* EXERCISE BRIEF: Take every line from the listing below that includes "tanques" and copy it.

* LISTED ENTRIES:
+ + + + + + +

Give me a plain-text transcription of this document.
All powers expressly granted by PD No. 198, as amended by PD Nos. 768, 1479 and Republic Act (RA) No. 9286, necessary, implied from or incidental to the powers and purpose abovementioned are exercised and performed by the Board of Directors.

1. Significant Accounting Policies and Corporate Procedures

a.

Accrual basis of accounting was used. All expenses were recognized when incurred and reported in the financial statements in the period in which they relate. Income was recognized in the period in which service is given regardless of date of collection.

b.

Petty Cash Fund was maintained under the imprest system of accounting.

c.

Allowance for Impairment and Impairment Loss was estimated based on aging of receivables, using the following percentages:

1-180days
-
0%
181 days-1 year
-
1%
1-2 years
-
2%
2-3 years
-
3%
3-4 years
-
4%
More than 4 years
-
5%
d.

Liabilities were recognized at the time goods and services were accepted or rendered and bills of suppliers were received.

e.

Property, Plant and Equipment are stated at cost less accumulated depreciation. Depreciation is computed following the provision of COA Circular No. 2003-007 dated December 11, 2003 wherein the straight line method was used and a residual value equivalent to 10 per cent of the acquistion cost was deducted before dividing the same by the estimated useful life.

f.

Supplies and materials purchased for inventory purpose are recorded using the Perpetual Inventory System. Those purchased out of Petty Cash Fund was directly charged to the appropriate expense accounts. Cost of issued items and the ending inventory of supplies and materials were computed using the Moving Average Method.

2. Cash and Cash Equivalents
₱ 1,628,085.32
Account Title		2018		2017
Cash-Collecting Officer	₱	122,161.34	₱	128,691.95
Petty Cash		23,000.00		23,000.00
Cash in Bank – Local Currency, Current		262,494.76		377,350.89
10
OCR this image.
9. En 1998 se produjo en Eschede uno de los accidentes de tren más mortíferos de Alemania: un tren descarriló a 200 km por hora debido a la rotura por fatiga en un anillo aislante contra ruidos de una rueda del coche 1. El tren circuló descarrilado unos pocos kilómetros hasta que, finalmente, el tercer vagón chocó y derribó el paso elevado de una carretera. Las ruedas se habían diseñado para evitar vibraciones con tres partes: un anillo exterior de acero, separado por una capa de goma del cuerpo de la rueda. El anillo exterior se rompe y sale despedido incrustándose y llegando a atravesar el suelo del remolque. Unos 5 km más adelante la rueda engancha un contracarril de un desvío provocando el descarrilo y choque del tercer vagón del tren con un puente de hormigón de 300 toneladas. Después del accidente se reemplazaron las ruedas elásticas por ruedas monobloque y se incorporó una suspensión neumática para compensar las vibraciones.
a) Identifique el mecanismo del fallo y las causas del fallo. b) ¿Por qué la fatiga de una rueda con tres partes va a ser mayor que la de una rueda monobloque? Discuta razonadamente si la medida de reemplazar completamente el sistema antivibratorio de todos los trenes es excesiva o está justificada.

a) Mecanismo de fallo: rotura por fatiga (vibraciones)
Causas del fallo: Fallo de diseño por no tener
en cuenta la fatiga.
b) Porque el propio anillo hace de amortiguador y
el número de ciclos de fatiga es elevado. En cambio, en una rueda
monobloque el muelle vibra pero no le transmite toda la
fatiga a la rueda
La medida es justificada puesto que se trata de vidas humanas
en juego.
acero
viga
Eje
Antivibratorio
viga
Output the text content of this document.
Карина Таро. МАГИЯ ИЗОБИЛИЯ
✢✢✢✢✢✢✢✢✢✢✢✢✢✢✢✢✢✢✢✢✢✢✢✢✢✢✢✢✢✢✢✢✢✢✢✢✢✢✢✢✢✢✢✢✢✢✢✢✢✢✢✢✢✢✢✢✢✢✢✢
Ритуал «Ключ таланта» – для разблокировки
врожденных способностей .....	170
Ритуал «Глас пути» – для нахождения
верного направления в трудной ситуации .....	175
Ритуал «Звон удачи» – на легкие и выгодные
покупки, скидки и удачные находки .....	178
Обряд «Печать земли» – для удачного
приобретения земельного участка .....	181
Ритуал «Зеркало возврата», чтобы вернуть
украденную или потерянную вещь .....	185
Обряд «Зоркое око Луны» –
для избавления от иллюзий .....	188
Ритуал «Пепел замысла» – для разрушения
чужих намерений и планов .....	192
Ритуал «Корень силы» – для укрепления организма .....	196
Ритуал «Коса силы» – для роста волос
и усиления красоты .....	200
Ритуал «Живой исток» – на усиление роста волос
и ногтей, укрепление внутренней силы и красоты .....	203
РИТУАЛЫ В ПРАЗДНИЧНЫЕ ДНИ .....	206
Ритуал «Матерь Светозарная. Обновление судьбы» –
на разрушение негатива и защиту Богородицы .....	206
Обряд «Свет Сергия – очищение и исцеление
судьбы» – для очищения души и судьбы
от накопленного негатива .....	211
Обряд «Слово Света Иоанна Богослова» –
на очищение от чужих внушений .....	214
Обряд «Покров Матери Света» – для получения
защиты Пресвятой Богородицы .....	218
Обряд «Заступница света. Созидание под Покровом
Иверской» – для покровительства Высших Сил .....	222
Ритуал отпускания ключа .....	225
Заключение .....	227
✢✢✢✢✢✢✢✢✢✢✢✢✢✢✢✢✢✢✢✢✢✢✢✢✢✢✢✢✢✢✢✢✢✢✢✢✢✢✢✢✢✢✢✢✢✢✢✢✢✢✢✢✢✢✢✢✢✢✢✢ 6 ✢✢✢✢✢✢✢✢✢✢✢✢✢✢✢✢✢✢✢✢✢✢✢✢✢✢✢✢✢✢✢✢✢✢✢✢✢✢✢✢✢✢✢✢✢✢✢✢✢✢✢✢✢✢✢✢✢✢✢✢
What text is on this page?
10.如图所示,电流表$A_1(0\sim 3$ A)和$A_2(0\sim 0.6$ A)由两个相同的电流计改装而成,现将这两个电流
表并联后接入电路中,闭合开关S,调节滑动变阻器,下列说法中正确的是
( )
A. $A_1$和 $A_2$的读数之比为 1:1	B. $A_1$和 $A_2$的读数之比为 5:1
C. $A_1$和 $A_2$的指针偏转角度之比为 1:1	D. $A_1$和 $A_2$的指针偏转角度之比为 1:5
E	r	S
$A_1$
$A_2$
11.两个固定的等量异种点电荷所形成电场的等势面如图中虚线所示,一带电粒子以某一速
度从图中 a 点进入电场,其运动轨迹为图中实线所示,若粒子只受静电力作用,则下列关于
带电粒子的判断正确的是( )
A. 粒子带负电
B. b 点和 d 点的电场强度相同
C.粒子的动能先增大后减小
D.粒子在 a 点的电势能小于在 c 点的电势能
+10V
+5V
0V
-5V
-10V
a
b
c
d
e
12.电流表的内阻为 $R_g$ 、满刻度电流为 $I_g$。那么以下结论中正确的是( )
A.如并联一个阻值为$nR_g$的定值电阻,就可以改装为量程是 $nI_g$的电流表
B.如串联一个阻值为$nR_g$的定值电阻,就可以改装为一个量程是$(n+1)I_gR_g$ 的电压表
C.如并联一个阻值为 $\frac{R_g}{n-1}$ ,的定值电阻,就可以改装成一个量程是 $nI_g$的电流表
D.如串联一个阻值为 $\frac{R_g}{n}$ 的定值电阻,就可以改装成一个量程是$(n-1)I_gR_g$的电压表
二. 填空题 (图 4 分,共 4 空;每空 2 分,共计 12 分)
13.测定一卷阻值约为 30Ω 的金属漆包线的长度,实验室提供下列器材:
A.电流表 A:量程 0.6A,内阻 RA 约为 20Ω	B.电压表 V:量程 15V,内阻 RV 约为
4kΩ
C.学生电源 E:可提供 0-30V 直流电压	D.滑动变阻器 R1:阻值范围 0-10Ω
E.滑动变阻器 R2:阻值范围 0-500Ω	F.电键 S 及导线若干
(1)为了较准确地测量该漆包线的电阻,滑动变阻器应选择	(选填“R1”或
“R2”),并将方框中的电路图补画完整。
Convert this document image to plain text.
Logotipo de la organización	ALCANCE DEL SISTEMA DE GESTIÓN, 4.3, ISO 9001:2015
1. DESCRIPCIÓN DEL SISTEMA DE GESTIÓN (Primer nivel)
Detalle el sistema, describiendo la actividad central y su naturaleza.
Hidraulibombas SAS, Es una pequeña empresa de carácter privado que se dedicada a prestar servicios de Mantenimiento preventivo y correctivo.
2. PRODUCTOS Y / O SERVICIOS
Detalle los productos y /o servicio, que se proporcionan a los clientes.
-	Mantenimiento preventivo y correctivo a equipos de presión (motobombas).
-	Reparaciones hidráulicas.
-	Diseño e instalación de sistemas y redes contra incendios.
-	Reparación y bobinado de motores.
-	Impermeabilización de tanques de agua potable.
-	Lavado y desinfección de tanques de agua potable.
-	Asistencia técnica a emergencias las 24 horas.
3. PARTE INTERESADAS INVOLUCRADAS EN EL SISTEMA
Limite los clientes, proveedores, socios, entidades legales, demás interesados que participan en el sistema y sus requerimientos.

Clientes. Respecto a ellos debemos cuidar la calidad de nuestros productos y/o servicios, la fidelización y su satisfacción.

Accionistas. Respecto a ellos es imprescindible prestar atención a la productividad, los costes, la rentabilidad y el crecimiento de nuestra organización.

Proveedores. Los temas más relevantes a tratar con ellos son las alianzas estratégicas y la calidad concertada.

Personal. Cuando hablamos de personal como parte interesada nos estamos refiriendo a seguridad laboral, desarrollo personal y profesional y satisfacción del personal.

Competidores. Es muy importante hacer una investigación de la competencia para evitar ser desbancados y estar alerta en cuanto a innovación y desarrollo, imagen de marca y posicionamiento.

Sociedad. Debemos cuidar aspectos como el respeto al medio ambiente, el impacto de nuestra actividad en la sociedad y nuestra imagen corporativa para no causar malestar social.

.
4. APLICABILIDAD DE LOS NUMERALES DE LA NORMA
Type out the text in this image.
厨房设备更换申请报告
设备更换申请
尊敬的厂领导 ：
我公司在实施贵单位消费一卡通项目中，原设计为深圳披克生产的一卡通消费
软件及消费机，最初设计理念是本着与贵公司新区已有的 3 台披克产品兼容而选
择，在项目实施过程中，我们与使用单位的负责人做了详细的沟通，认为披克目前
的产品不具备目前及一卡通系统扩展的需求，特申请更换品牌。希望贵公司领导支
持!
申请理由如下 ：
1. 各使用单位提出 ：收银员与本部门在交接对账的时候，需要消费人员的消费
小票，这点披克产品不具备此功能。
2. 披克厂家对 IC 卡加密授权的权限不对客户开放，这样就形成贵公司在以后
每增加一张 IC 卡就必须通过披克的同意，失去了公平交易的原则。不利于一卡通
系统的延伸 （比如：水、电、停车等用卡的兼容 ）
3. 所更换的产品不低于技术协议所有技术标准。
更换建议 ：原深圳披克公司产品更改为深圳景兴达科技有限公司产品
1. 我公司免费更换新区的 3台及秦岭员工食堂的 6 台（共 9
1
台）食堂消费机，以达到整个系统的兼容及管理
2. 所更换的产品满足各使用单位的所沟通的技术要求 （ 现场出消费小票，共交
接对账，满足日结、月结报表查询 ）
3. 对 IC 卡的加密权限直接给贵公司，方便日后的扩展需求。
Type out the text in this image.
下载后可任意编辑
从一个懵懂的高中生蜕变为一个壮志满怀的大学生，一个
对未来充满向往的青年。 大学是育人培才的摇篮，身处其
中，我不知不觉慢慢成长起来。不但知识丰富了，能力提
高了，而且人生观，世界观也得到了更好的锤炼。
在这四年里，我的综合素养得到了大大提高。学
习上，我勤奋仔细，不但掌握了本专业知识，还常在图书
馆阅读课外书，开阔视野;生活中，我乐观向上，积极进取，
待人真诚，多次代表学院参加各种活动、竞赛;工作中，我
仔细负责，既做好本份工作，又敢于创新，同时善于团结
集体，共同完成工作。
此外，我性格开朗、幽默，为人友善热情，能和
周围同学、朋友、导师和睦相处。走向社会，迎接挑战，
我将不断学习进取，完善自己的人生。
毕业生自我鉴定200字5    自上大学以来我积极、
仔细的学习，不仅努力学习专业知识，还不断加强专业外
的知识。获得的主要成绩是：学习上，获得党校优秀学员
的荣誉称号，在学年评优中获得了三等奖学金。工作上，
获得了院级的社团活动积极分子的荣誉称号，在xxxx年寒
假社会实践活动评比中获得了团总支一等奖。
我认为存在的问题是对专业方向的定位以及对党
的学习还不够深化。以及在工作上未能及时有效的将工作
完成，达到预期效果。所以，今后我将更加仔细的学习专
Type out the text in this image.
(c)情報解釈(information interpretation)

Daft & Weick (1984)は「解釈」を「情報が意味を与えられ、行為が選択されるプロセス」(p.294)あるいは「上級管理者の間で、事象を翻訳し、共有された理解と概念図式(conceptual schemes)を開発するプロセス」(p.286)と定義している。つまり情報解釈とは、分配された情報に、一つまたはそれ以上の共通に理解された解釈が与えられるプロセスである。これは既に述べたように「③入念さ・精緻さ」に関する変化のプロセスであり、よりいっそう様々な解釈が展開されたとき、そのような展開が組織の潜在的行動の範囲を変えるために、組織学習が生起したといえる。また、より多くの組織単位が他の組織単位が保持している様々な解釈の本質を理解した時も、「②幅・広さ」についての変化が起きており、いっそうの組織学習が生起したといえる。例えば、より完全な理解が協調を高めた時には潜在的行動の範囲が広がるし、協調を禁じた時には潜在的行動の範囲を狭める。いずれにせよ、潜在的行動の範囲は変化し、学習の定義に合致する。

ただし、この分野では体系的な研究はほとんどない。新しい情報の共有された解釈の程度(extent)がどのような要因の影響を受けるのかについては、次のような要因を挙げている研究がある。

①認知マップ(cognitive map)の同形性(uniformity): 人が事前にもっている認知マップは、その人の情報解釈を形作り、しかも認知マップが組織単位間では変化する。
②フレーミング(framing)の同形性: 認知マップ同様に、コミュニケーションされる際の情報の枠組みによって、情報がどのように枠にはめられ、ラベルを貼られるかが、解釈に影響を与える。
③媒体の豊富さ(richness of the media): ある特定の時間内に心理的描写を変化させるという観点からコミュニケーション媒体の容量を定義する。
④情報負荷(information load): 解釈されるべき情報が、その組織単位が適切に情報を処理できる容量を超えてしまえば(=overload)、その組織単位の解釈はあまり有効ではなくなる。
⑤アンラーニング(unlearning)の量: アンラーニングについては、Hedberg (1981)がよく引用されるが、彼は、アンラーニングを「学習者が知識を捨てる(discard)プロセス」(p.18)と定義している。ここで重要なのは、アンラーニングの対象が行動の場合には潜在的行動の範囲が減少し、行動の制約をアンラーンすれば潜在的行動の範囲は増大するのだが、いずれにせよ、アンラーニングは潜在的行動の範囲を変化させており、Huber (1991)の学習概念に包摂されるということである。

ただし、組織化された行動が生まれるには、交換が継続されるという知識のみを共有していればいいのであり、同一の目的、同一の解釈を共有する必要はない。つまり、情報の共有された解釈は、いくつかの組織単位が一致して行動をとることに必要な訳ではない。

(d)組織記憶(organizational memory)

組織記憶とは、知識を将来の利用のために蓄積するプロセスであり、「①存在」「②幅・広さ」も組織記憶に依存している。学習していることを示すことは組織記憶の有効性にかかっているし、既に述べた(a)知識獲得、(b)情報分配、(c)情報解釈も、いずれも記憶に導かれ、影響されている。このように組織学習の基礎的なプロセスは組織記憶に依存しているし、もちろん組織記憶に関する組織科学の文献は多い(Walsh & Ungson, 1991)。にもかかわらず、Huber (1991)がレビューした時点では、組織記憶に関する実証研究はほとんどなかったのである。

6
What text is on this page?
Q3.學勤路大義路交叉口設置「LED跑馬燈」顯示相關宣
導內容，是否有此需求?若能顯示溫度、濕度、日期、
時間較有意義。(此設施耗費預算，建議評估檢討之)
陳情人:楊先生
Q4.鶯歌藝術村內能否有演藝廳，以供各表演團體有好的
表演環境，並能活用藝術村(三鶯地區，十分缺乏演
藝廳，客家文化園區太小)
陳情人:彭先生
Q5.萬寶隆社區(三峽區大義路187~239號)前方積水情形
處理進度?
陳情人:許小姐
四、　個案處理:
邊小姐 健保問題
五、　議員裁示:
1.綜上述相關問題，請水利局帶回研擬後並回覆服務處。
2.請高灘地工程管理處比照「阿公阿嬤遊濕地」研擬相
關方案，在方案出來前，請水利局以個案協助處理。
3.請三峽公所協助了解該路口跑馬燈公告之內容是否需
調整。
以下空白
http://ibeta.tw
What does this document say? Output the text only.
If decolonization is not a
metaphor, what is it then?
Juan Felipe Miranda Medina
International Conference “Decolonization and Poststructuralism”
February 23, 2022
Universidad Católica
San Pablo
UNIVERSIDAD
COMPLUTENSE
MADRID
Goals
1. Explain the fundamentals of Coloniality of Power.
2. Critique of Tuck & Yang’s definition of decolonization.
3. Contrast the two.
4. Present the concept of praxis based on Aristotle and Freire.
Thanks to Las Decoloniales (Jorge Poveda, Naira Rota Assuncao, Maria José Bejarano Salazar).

+ + + + + + +

* SOLUTION TO THIS TASK:
-	Impermeabilización de tanques de agua potable.
-	Lavado y desinfección de tanques de agua potable.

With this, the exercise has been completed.